--- STATED EXERCISE 1 ---
Retype the passage on SEI's startup mentality from "The volunteer board" to "world outside it.".
--- STATED EXERCISE 2 ---
Pick up the article about keeping SEI employees engaged with a startup mentality and extend it from its final sentence.

--- PASSAGE ---
Using a ‘Startup Mentality’ to Keep Employees Engaged

When Al Chiaradonna was tasked with launching a new business unit within his company, SEI Investments, he decided the best way to help the new entity succeed would be to infuse it with “responsive connectivity.”

“I saw an opportunity to build a vision from the ground up that would be employee-led,” says Chiaradonna, senior vice president for SEI, a financial-services company based in the Philadelphia suburbs.

He wanted the new business  unit, which builds technology platforms for private banks and wealth managers, to be responsive, nimble and unencumbered by policies and procedures — to be like “a start-up within a company of 3,000 employees.”

In building this culture, Chiaradonna has emphasized four components, which he says have been critical in helping employees unleash innovation within the larger organization: a “volunteer board,” an employee-led “Higher Gear Award,” stay interviews and a workplace-design revamp.

The volunteer board — essentially, a blackboard for listing volunteer projects within and outside the company — was conceived as a way to foster “responsive connectivity” within the organization, says Chiaradonna, or a way to better engage employees with the company and the larger world outside it.

“We decided on four projects, things we’d always talk about but never got around to doing, and listed them on the board,” he says. “Within five minutes, there were probably 25 employees surrounding the board and all the projects had been taken.”

Since then, other divisions within SEI have created their own volunteer boards, he says.

--- RECORD EXTRACTS ---
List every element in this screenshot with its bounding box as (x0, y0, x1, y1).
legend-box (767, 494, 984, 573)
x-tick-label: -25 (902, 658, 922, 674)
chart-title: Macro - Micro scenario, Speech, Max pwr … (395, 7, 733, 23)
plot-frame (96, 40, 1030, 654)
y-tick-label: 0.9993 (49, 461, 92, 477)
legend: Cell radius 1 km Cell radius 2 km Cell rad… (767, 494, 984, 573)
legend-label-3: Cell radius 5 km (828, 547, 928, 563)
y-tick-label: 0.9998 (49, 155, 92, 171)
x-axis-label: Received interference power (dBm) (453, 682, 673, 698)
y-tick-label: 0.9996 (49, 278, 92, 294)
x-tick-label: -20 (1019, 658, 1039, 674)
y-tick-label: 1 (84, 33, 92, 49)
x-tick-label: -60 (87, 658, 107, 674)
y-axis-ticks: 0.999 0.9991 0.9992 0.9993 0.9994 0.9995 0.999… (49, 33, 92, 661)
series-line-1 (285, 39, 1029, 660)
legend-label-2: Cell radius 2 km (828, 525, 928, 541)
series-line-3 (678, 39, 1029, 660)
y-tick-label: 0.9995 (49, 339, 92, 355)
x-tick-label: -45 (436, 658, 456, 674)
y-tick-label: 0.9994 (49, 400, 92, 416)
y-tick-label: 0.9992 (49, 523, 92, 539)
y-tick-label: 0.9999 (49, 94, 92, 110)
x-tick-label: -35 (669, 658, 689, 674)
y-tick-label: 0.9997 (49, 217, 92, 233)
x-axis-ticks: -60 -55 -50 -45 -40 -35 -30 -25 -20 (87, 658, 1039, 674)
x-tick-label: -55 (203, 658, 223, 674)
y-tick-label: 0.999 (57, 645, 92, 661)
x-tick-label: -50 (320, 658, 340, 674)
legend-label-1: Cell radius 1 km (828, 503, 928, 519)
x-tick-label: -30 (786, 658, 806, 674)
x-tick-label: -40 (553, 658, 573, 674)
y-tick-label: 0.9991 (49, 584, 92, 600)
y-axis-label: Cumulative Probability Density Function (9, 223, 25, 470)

...

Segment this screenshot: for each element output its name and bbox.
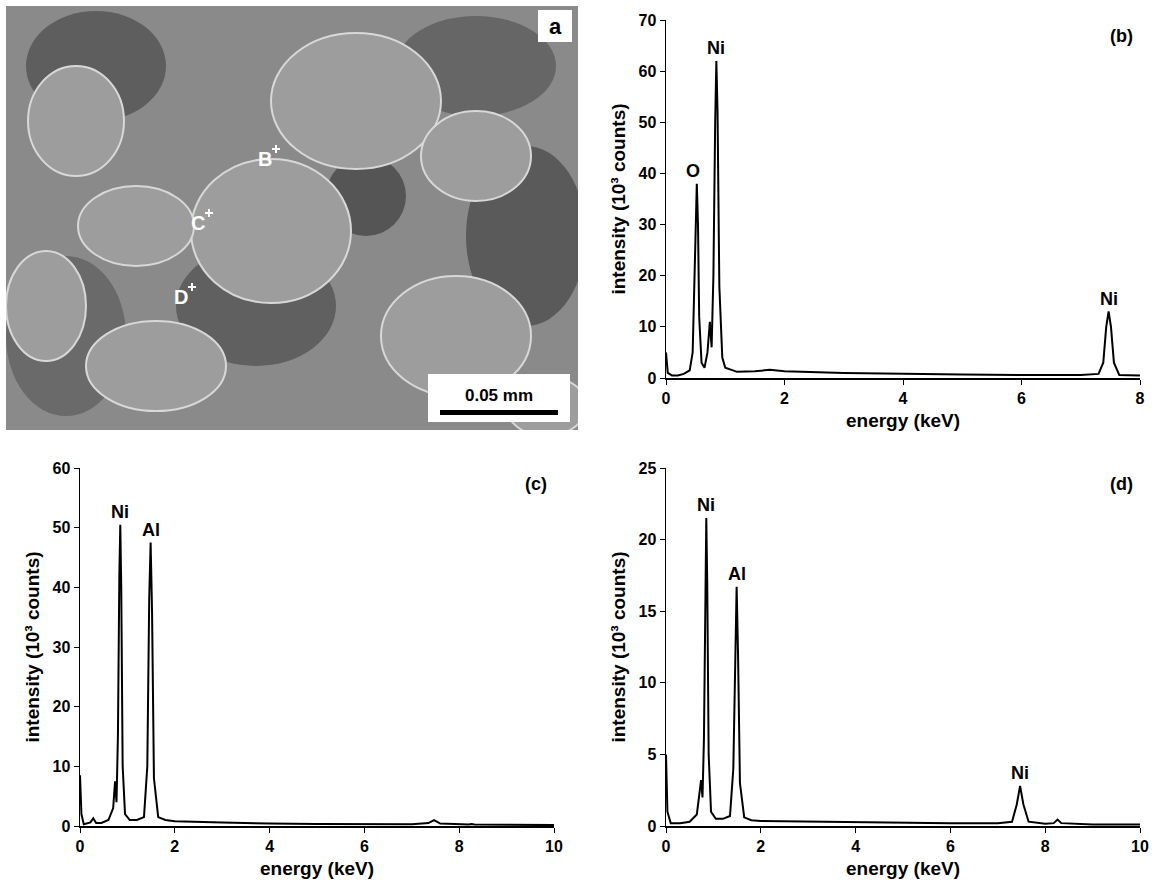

--- ANSWER 1 ---
The volunteer board — essentially, a blackboard for listing volunteer projects within and outside the company — was conceived as a way to foster “responsive connectivity” within the organization, says Chiaradonna, or a way to better engage employees with the company and the larger world outside it.

--- ANSWER 2 ---
One of those projects was designing a peer-led employee recognition award in which there would be only one winner — no second, third, fourth place or “honorable mentions,” says Chiaradonna.

“There was a lot of initial pushback when I said there was to be only one winner,” he says.

The end result was the Higher Gear Award, in which nominees are interviewed, along with their colleagues and even their spouses. On awards day, every nominee’s story is shared with employees and, even though only one winner (selected by employees) is recognized, all the stories are celebrated online and on “chalk walls” (see photo above) in the company’s office.

“It lets the recognition live on in a meaningful way,” says Chiaradonna.

As the business unit grew, concern arose that its unique culture would be diluted. SEI’s HR staffers suggested to Chiaradonna that stay interviews would help preserve it.

“I don’t believe in exit interviews, because no one says what’s really on their minds because they don’t want to burn bridges,” he says. “With stay interviews, you get to ask people what they love about the company, what keeps them here and what we could do better.”

Chiaradonna and his team analyzed everything that was said in the stay interviews (which were conducted by staffers from outside the business unit so employees would feel freer to be open). From the stay interviews, Chiaradonna learned that employees wanted other opportunities to connect with one another besides through their jobs. In response, he helped launch an internal book club that employees share and discuss their favorite books with one another.

“There’ve been some amazing discussions that have come out of this,” he says.

Employees also wanted a more digital, mobile workspace that fostered collaboration, so they helped redesign the business unit’s space to an open-office concept, with no walls or cubicles and lots of natural light.

Not everyone’s happy with the new arrangement, Chiaradonna admits.

“We do ‘hoteling’ now, and there was some resistance to that, particularly from our salespeople — who are on the road the most,” he says. “I told them ‘Guys, don’t you sell change for a living?’ My point was, the world’s changing, and we may not have it right yet but let’s at least embrace it and try to make it work.”

One of the biggest initial resistors to hoteling is now one of its biggest advocates, says Chiaradonna.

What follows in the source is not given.